Write out the material exactly, with the pictures left out.

# EXERCISE MATERIALS start

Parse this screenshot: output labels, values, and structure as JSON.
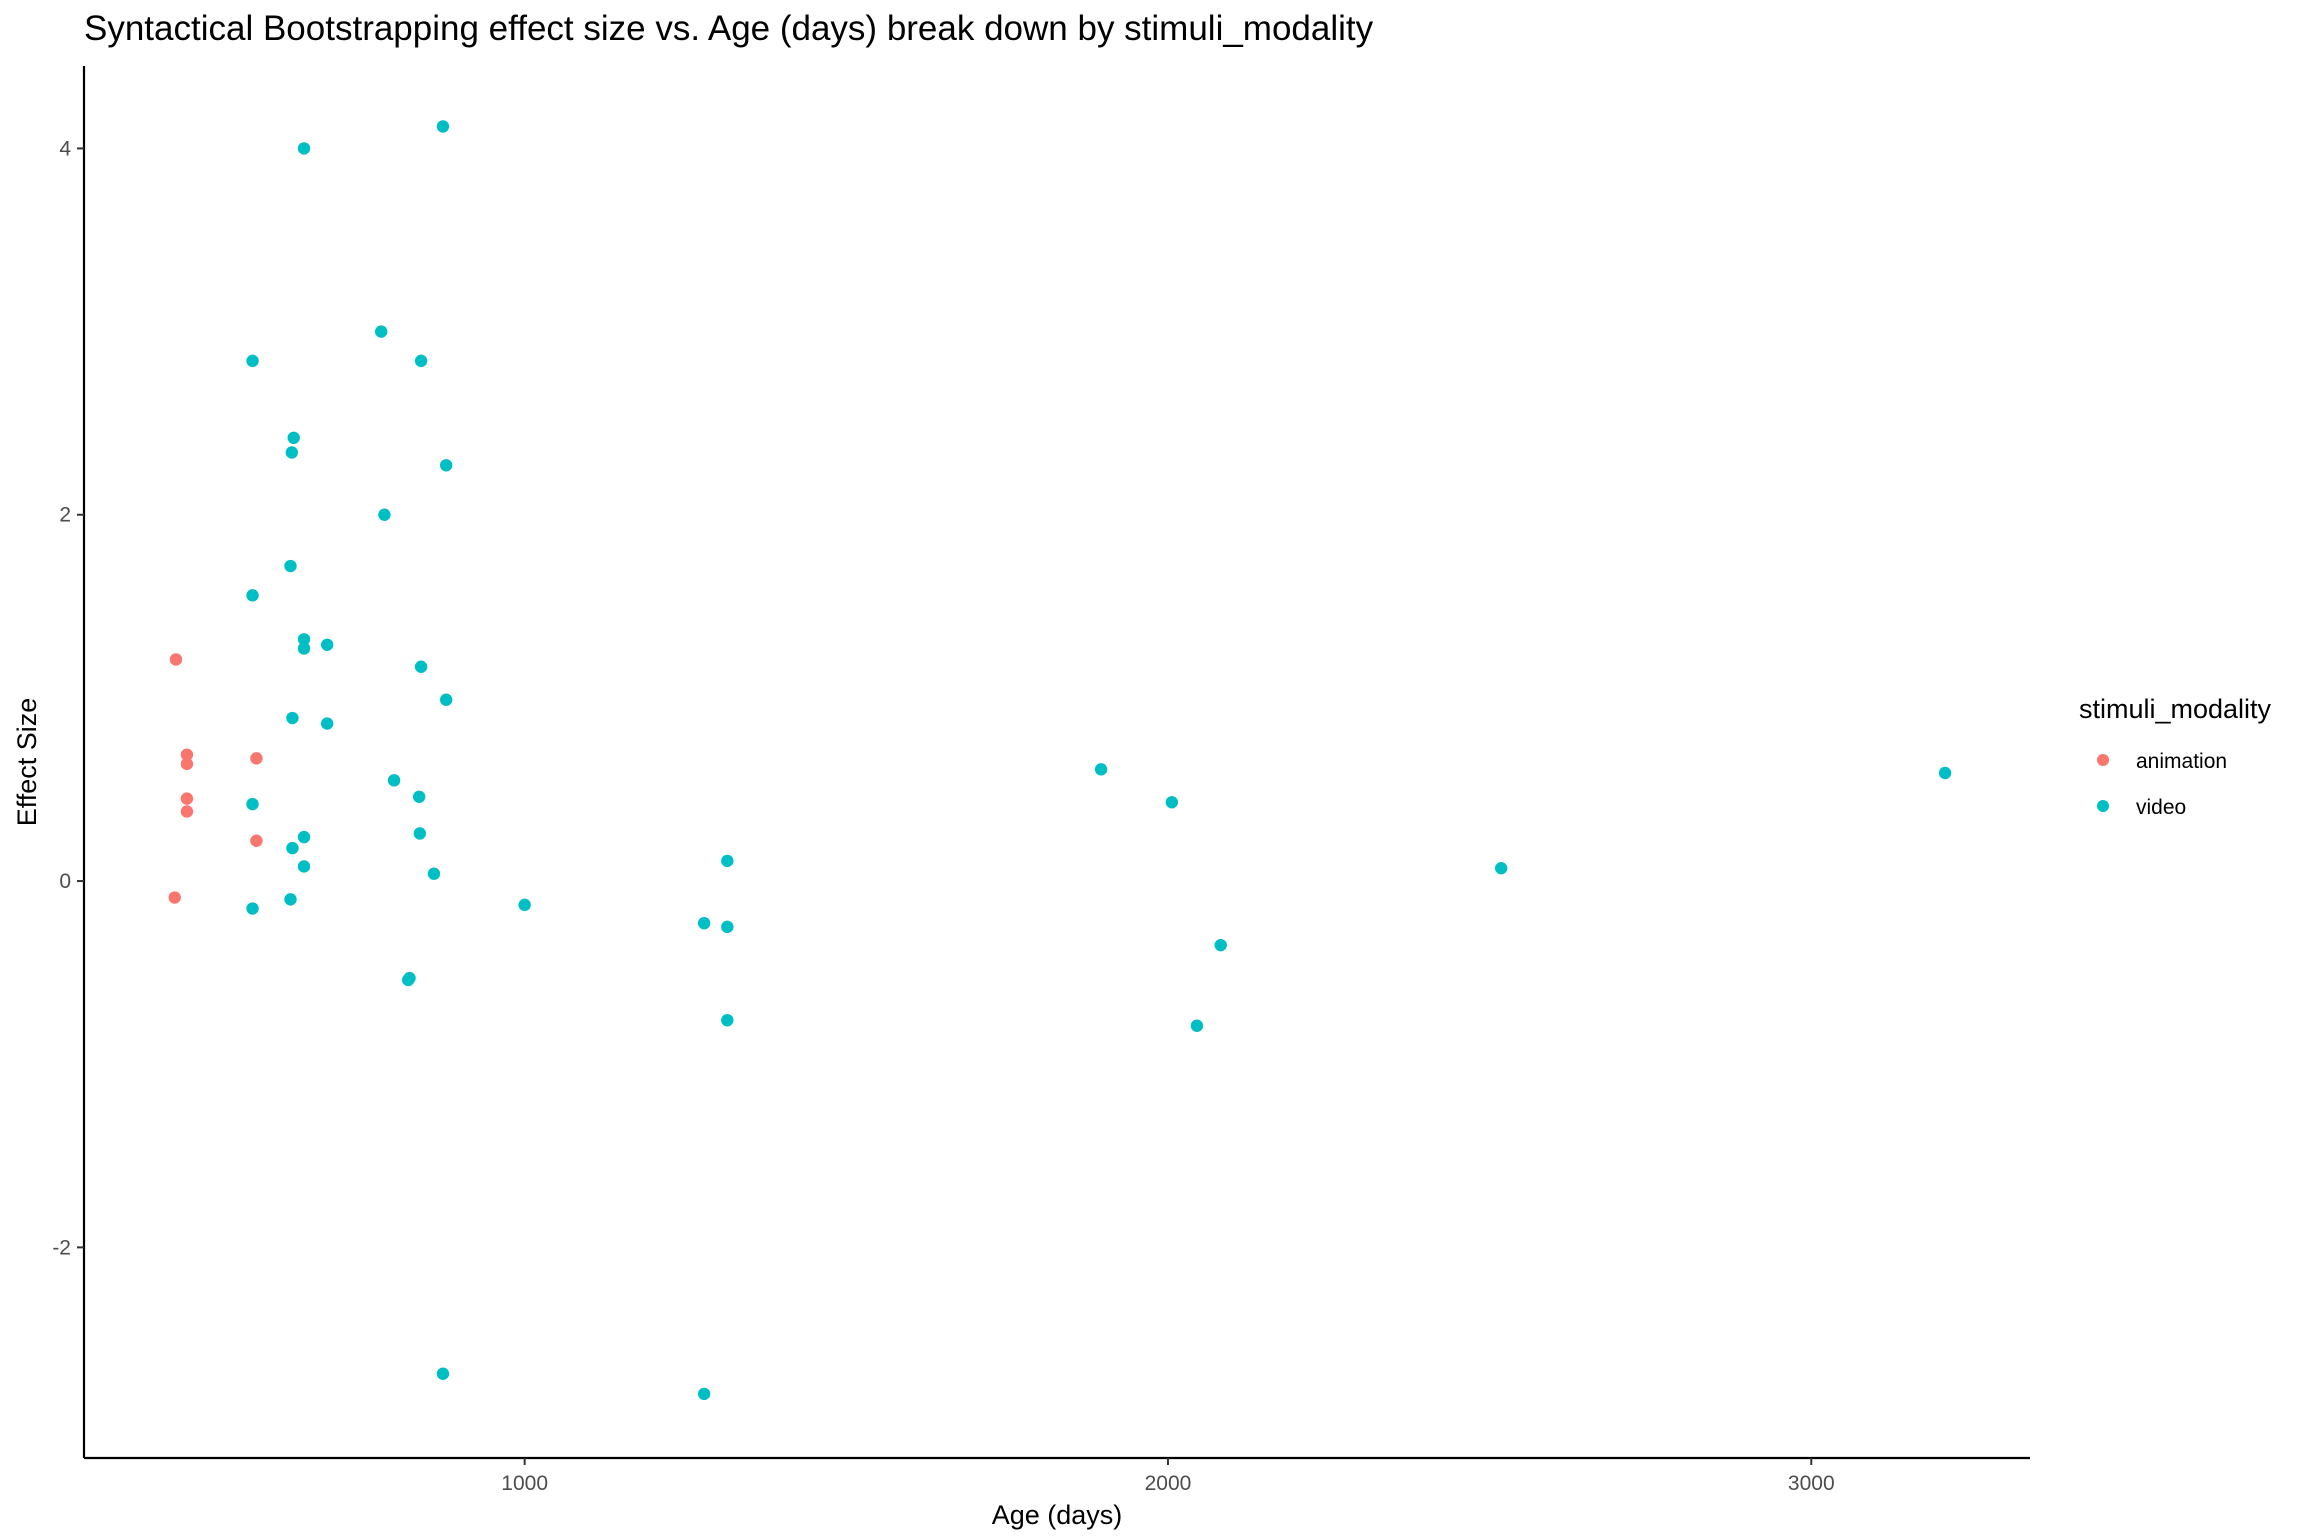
{
  "chart_data": {
    "type": "scatter",
    "title": "Syntactical Bootstrapping effect size vs. Age (days) break down by stimuli_modality",
    "xlabel": "Age (days)",
    "ylabel": "Effect Size",
    "xlim": [
      315,
      3340
    ],
    "ylim": [
      -3.15,
      4.45
    ],
    "xticks": [
      1000,
      2000,
      3000
    ],
    "yticks": [
      -2,
      0,
      2,
      4
    ],
    "xtick_labels": [
      "1000",
      "2000",
      "3000"
    ],
    "ytick_labels": [
      "-2",
      "0",
      "2",
      "4"
    ],
    "grid": false,
    "legend": {
      "title": "stimuli_modality",
      "position": "right"
    },
    "series": [
      {
        "name": "animation",
        "color": "#F8766D",
        "points": [
          [
            458,
            1.21
          ],
          [
            475,
            0.69
          ],
          [
            475,
            0.64
          ],
          [
            475,
            0.45
          ],
          [
            475,
            0.38
          ],
          [
            456,
            -0.09
          ],
          [
            583,
            0.67
          ],
          [
            583,
            0.22
          ]
        ]
      },
      {
        "name": "video",
        "color": "#00BFC4",
        "points": [
          [
            657,
            4.0
          ],
          [
            873,
            4.12
          ],
          [
            777,
            3.0
          ],
          [
            577,
            2.84
          ],
          [
            839,
            2.84
          ],
          [
            641,
            2.42
          ],
          [
            638,
            2.34
          ],
          [
            878,
            2.27
          ],
          [
            782,
            2.0
          ],
          [
            636,
            1.72
          ],
          [
            577,
            1.56
          ],
          [
            657,
            1.32
          ],
          [
            693,
            1.29
          ],
          [
            657,
            1.27
          ],
          [
            839,
            1.17
          ],
          [
            878,
            0.99
          ],
          [
            639,
            0.89
          ],
          [
            693,
            0.86
          ],
          [
            797,
            0.55
          ],
          [
            836,
            0.46
          ],
          [
            577,
            0.42
          ],
          [
            837,
            0.26
          ],
          [
            657,
            0.24
          ],
          [
            639,
            0.18
          ],
          [
            657,
            0.08
          ],
          [
            859,
            0.04
          ],
          [
            636,
            -0.1
          ],
          [
            577,
            -0.15
          ],
          [
            1000,
            -0.13
          ],
          [
            821,
            -0.53
          ],
          [
            819,
            -0.54
          ],
          [
            873,
            -2.69
          ],
          [
            1279,
            -0.23
          ],
          [
            1315,
            -0.25
          ],
          [
            1315,
            0.11
          ],
          [
            1315,
            -0.76
          ],
          [
            1279,
            -2.8
          ],
          [
            1896,
            0.61
          ],
          [
            2006,
            0.43
          ],
          [
            2082,
            -0.35
          ],
          [
            2045,
            -0.79
          ],
          [
            2518,
            0.07
          ],
          [
            3208,
            0.59
          ]
        ]
      }
    ]
  }
}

# EXERCISE MATERIALS end

*SOLVED EXERCISE*.
Parse this screenshot: output labels, values, and structure as JSON.
{
  "chart_data": {
    "type": "scatter",
    "title": "Syntactical Bootstrapping effect size vs. Age (days) break down by stimuli_modality",
    "xlabel": "Age (days)",
    "ylabel": "Effect Size",
    "xlim": [
      315,
      3340
    ],
    "ylim": [
      -3.15,
      4.45
    ],
    "xticks": [
      1000,
      2000,
      3000
    ],
    "yticks": [
      -2,
      0,
      2,
      4
    ],
    "xtick_labels": [
      "1000",
      "2000",
      "3000"
    ],
    "ytick_labels": [
      "-2",
      "0",
      "2",
      "4"
    ],
    "grid": false,
    "legend": {
      "title": "stimuli_modality",
      "position": "right"
    },
    "series": [
      {
        "name": "animation",
        "color": "#F8766D",
        "points": [
          [
            458,
            1.21
          ],
          [
            475,
            0.69
          ],
          [
            475,
            0.64
          ],
          [
            475,
            0.45
          ],
          [
            475,
            0.38
          ],
          [
            456,
            -0.09
          ],
          [
            583,
            0.67
          ],
          [
            583,
            0.22
          ]
        ]
      },
      {
        "name": "video",
        "color": "#00BFC4",
        "points": [
          [
            657,
            4.0
          ],
          [
            873,
            4.12
          ],
          [
            777,
            3.0
          ],
          [
            577,
            2.84
          ],
          [
            839,
            2.84
          ],
          [
            641,
            2.42
          ],
          [
            638,
            2.34
          ],
          [
            878,
            2.27
          ],
          [
            782,
            2.0
          ],
          [
            636,
            1.72
          ],
          [
            577,
            1.56
          ],
          [
            657,
            1.32
          ],
          [
            693,
            1.29
          ],
          [
            657,
            1.27
          ],
          [
            839,
            1.17
          ],
          [
            878,
            0.99
          ],
          [
            639,
            0.89
          ],
          [
            693,
            0.86
          ],
          [
            797,
            0.55
          ],
          [
            836,
            0.46
          ],
          [
            577,
            0.42
          ],
          [
            837,
            0.26
          ],
          [
            657,
            0.24
          ],
          [
            639,
            0.18
          ],
          [
            657,
            0.08
          ],
          [
            859,
            0.04
          ],
          [
            636,
            -0.1
          ],
          [
            577,
            -0.15
          ],
          [
            1000,
            -0.13
          ],
          [
            821,
            -0.53
          ],
          [
            819,
            -0.54
          ],
          [
            873,
            -2.69
          ],
          [
            1279,
            -0.23
          ],
          [
            1315,
            -0.25
          ],
          [
            1315,
            0.11
          ],
          [
            1315,
            -0.76
          ],
          [
            1279,
            -2.8
          ],
          [
            1896,
            0.61
          ],
          [
            2006,
            0.43
          ],
          [
            2082,
            -0.35
          ],
          [
            2045,
            -0.79
          ],
          [
            2518,
            0.07
          ],
          [
            3208,
            0.59
          ]
        ]
      }
    ]
  }
}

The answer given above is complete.